═════ Data records
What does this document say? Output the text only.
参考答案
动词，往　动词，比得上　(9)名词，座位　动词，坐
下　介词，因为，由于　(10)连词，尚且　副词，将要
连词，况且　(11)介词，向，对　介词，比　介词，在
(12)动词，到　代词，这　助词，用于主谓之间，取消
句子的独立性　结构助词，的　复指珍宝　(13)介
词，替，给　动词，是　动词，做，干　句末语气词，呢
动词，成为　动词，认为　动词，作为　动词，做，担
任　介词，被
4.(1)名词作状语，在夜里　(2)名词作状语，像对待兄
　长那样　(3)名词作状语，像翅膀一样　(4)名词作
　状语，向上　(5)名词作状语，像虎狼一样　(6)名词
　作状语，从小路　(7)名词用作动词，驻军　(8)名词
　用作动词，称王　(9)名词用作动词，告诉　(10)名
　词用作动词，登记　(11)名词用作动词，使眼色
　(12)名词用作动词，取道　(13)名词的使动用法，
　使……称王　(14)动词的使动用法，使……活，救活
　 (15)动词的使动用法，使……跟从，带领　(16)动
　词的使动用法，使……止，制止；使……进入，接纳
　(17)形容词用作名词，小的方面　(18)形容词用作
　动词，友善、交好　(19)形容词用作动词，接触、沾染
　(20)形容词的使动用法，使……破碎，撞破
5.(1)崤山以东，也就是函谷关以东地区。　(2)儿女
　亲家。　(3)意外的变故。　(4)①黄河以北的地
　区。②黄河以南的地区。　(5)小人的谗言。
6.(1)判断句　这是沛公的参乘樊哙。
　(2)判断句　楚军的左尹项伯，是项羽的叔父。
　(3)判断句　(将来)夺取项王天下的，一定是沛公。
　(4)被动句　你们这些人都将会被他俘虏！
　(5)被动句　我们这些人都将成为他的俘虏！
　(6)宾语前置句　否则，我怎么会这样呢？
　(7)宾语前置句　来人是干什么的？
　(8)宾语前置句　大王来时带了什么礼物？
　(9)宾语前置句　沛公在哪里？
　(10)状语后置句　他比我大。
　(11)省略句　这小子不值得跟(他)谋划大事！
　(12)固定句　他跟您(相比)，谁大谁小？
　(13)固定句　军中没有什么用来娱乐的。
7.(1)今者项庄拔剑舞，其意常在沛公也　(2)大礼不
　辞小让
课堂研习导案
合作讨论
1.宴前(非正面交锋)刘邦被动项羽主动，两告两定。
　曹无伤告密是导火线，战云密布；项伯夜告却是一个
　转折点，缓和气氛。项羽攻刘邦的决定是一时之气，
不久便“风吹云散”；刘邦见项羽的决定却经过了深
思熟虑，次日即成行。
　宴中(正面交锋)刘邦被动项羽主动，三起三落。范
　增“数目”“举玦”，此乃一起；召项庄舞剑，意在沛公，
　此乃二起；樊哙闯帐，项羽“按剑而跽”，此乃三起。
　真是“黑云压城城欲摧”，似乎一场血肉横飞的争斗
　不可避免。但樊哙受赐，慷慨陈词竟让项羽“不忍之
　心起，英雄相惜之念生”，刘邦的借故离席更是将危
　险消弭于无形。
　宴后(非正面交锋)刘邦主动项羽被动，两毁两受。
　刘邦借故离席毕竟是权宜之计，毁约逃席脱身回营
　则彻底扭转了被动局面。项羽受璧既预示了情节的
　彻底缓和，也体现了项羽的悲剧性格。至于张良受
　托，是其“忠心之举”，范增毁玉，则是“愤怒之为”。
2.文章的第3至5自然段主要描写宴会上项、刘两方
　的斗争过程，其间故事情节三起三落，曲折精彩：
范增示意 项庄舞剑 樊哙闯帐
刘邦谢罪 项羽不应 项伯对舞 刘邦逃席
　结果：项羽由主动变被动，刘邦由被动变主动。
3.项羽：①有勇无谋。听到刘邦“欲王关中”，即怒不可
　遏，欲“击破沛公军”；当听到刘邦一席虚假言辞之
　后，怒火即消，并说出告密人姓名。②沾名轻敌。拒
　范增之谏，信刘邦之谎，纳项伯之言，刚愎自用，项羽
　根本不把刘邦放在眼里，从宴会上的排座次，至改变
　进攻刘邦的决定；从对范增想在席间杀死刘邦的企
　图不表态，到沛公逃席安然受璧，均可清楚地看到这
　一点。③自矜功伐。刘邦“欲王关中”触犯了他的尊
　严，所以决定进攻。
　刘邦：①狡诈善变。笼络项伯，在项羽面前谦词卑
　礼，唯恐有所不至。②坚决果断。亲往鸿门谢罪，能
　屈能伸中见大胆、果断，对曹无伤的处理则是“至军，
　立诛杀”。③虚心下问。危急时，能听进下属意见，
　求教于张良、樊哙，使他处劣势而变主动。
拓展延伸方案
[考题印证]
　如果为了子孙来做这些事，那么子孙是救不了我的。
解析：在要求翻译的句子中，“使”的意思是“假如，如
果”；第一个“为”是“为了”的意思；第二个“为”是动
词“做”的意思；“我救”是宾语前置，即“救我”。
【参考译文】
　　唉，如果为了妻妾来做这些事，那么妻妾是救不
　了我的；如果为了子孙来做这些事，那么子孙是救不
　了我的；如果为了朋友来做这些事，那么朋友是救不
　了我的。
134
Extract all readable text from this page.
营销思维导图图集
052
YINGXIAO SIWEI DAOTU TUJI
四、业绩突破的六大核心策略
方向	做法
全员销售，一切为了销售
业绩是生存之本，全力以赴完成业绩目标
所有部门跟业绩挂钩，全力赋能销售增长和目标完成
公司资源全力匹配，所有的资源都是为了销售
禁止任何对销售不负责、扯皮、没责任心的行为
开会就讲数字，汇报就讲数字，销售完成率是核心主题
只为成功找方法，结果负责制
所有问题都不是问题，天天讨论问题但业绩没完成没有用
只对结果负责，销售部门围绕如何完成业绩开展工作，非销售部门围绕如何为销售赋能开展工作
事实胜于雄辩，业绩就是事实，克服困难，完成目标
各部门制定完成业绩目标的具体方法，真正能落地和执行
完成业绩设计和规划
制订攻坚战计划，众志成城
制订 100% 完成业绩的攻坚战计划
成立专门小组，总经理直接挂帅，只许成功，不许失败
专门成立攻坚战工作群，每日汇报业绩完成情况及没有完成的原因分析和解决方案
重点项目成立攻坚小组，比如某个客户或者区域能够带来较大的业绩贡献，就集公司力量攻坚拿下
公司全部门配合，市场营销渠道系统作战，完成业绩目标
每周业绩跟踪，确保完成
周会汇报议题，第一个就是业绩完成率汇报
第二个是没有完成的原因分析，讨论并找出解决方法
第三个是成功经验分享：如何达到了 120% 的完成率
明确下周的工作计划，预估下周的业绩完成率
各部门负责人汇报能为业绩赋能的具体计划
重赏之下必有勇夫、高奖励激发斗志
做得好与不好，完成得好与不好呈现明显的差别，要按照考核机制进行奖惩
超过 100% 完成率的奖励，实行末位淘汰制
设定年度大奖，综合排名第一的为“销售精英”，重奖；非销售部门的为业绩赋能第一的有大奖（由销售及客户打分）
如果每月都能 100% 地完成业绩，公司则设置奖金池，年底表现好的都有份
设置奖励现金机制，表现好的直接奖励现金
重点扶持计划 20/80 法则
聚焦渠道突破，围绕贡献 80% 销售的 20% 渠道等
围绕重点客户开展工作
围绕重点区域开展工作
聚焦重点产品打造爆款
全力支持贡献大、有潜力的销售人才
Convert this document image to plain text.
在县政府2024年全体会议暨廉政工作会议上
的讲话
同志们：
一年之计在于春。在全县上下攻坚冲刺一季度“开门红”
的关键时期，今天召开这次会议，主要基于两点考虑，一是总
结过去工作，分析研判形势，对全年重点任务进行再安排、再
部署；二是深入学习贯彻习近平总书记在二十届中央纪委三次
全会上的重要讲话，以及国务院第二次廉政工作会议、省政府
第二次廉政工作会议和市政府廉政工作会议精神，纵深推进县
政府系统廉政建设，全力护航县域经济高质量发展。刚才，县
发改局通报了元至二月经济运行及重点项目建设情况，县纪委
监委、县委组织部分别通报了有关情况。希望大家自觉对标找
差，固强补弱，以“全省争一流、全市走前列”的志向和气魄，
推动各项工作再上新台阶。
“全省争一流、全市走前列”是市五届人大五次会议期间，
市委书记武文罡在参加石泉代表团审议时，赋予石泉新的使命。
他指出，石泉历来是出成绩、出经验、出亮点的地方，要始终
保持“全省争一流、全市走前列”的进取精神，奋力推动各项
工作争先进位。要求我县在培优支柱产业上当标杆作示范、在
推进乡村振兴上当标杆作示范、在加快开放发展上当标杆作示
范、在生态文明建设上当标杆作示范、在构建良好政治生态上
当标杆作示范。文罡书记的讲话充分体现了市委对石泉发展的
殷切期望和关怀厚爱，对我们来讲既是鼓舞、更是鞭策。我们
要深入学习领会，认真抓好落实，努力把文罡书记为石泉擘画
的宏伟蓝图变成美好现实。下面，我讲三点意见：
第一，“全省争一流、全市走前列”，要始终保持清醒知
══════════
Go through the listing above and list every line that has the word "this".

What does this document say? Output the text only.
Extract all readable text from this page.
Convert this document image to plain text.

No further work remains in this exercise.